(Data entries)

** start **

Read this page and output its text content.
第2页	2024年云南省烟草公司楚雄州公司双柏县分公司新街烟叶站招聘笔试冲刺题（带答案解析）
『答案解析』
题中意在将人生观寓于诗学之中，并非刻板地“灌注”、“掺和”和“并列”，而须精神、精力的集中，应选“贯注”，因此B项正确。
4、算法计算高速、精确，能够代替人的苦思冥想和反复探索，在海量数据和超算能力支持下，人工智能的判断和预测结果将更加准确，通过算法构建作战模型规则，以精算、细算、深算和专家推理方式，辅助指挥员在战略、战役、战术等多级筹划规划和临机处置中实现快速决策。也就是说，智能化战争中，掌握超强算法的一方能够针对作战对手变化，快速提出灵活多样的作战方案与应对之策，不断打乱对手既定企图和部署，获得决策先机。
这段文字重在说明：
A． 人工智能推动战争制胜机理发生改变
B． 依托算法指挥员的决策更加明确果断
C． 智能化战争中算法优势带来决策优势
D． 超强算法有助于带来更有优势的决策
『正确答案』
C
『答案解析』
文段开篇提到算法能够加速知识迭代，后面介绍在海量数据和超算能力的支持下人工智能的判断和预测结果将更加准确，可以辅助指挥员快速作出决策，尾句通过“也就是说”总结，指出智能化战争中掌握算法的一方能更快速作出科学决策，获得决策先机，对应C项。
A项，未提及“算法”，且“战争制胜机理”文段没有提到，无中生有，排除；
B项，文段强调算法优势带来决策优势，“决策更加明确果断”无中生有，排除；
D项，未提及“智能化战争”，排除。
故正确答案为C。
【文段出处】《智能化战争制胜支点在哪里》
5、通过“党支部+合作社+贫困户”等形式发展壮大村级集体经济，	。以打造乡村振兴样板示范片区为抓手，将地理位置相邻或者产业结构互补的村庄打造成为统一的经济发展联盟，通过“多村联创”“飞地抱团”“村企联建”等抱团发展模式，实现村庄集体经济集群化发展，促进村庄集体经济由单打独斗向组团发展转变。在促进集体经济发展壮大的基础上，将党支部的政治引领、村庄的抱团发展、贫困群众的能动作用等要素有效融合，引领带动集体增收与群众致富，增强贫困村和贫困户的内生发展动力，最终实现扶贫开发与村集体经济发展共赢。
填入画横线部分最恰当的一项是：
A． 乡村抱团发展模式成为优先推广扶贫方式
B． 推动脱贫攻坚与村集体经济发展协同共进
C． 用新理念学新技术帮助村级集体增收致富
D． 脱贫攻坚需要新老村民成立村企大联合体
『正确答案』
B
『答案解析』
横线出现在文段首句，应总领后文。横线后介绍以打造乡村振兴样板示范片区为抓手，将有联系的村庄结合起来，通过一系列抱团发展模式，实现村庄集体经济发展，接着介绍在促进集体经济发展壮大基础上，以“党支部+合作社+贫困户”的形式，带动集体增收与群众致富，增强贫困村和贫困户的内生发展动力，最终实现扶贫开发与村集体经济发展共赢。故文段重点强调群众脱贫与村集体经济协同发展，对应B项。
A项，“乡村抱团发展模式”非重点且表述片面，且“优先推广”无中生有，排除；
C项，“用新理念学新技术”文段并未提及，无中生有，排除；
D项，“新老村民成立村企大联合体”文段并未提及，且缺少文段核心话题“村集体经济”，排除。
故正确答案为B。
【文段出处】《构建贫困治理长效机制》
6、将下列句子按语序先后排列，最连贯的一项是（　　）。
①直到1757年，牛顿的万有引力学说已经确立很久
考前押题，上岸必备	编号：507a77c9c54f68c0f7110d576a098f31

** end **

* **What to produce**
From the records above, extract every entry exactly as given.

* **Answer to this problem**
Read this page and output its text content.
第2页	2024年云南省烟草公司楚雄州公司双柏县分公司新街烟叶站招聘笔试冲刺题（带答案解析）
『答案解析』
题中意在将人生观寓于诗学之中，并非刻板地“灌注”、“掺和”和“并列”，而须精神、精力的集中，应选“贯注”，因此B项正确。
4、算法计算高速、精确，能够代替人的苦思冥想和反复探索，在海量数据和超算能力支持下，人工智能的判断和预测结果将更加准确，通过算法构建作战模型规则，以精算、细算、深算和专家推理方式，辅助指挥员在战略、战役、战术等多级筹划规划和临机处置中实现快速决策。也就是说，智能化战争中，掌握超强算法的一方能够针对作战对手变化，快速提出灵活多样的作战方案与应对之策，不断打乱对手既定企图和部署，获得决策先机。
这段文字重在说明：
A． 人工智能推动战争制胜机理发生改变
B． 依托算法指挥员的决策更加明确果断
C． 智能化战争中算法优势带来决策优势
D． 超强算法有助于带来更有优势的决策
『正确答案』
C
『答案解析』
文段开篇提到算法能够加速知识迭代，后面介绍在海量数据和超算能力的支持下人工智能的判断和预测结果将更加准确，可以辅助指挥员快速作出决策，尾句通过“也就是说”总结，指出智能化战争中掌握算法的一方能更快速作出科学决策，获得决策先机，对应C项。
A项，未提及“算法”，且“战争制胜机理”文段没有提到，无中生有，排除；
B项，文段强调算法优势带来决策优势，“决策更加明确果断”无中生有，排除；
D项，未提及“智能化战争”，排除。
故正确答案为C。
【文段出处】《智能化战争制胜支点在哪里》
5、通过“党支部+合作社+贫困户”等形式发展壮大村级集体经济，	。以打造乡村振兴样板示范片区为抓手，将地理位置相邻或者产业结构互补的村庄打造成为统一的经济发展联盟，通过“多村联创”“飞地抱团”“村企联建”等抱团发展模式，实现村庄集体经济集群化发展，促进村庄集体经济由单打独斗向组团发展转变。在促进集体经济发展壮大的基础上，将党支部的政治引领、村庄的抱团发展、贫困群众的能动作用等要素有效融合，引领带动集体增收与群众致富，增强贫困村和贫困户的内生发展动力，最终实现扶贫开发与村集体经济发展共赢。
填入画横线部分最恰当的一项是：
A． 乡村抱团发展模式成为优先推广扶贫方式
B． 推动脱贫攻坚与村集体经济发展协同共进
C． 用新理念学新技术帮助村级集体增收致富
D． 脱贫攻坚需要新老村民成立村企大联合体
『正确答案』
B
『答案解析』
横线出现在文段首句，应总领后文。横线后介绍以打造乡村振兴样板示范片区为抓手，将有联系的村庄结合起来，通过一系列抱团发展模式，实现村庄集体经济发展，接着介绍在促进集体经济发展壮大基础上，以“党支部+合作社+贫困户”的形式，带动集体增收与群众致富，增强贫困村和贫困户的内生发展动力，最终实现扶贫开发与村集体经济发展共赢。故文段重点强调群众脱贫与村集体经济协同发展，对应B项。
A项，“乡村抱团发展模式”非重点且表述片面，且“优先推广”无中生有，排除；
C项，“用新理念学新技术”文段并未提及，无中生有，排除；
D项，“新老村民成立村企大联合体”文段并未提及，且缺少文段核心话题“村集体经济”，排除。
故正确答案为B。
【文段出处】《构建贫困治理长效机制》
6、将下列句子按语序先后排列，最连贯的一项是（　　）。
①直到1757年，牛顿的万有引力学说已经确立很久
考前押题，上岸必备	编号：507a77c9c54f68c0f7110d576a098f31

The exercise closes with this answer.